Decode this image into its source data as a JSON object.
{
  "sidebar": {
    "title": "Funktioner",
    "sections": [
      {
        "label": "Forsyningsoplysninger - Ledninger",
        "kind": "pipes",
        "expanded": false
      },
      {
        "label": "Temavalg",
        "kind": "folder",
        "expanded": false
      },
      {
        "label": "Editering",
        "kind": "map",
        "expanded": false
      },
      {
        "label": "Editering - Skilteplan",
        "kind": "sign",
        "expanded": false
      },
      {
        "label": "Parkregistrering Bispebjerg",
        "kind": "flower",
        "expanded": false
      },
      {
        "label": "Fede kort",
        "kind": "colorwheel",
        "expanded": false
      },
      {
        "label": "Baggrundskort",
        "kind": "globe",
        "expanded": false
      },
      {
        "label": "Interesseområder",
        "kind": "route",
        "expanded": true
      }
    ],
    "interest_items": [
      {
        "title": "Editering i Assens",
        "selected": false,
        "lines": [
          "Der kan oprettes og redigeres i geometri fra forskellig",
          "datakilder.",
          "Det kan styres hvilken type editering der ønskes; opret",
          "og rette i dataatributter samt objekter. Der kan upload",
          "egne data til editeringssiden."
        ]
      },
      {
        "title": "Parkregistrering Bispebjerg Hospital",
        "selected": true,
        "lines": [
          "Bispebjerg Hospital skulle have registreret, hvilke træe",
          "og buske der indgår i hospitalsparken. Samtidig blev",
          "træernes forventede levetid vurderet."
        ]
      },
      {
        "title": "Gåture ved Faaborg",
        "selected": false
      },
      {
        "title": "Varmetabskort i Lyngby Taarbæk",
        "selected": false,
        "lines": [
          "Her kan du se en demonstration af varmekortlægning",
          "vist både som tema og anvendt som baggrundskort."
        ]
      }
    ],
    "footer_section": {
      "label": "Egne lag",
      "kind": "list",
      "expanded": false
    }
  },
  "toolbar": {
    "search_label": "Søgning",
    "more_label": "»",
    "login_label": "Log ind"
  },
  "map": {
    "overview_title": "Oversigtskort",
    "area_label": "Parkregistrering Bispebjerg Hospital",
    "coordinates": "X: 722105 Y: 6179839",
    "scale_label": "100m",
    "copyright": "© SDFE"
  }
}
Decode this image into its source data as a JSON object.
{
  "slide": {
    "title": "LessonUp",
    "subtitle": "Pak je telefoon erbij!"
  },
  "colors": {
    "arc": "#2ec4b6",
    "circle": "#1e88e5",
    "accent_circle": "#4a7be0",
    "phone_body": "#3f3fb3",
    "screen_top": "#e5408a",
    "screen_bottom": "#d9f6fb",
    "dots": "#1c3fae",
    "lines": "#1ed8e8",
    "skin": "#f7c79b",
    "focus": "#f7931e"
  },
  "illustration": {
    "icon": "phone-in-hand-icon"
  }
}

# Your objective
Scan the records above for the string "kind", then select every line that holds it.

# Task response
        "kind": "pipes",
        "kind": "folder",
        "kind": "map",
        "kind": "sign",
        "kind": "flower",
        "kind": "colorwheel",
        "kind": "globe",
        "kind": "route",
      "kind": "list",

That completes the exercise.